(Given exercise) Copy all lines of the listing that include the string "Instance".

(Dataset items)
=====
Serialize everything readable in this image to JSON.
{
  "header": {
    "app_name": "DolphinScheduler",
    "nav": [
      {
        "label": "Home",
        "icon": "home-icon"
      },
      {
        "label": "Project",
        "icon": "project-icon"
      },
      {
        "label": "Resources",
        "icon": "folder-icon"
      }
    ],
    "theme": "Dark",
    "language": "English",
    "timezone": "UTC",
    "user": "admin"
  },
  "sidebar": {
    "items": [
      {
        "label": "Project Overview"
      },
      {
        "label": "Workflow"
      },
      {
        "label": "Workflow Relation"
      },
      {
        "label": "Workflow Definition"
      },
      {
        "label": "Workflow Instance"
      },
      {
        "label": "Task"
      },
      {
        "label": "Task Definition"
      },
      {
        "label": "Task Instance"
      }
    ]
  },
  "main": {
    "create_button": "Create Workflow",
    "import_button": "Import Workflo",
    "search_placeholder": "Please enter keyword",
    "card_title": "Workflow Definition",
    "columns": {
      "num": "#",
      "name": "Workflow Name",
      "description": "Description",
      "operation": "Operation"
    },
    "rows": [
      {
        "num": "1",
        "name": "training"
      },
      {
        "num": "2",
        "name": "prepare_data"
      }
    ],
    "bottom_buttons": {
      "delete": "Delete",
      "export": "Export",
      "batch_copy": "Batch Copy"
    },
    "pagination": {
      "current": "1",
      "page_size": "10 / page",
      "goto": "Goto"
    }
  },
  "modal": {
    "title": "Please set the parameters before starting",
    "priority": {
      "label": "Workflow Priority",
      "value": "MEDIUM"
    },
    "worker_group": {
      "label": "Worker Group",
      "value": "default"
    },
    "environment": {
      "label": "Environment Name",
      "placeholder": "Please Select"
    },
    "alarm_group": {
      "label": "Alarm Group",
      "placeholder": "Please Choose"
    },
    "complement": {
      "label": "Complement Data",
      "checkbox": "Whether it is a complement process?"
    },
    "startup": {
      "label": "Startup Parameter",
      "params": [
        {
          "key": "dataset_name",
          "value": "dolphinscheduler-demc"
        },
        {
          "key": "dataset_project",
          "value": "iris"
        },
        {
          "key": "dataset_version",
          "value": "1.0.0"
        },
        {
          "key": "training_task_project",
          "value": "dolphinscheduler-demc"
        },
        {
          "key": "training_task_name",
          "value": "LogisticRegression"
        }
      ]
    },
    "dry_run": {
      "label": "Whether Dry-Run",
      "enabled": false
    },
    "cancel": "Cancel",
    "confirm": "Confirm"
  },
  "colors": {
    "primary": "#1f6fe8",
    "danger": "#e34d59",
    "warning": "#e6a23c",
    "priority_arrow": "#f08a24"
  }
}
=====
(Solution)
        "label": "Workflow Instance"
        "label": "Task Instance"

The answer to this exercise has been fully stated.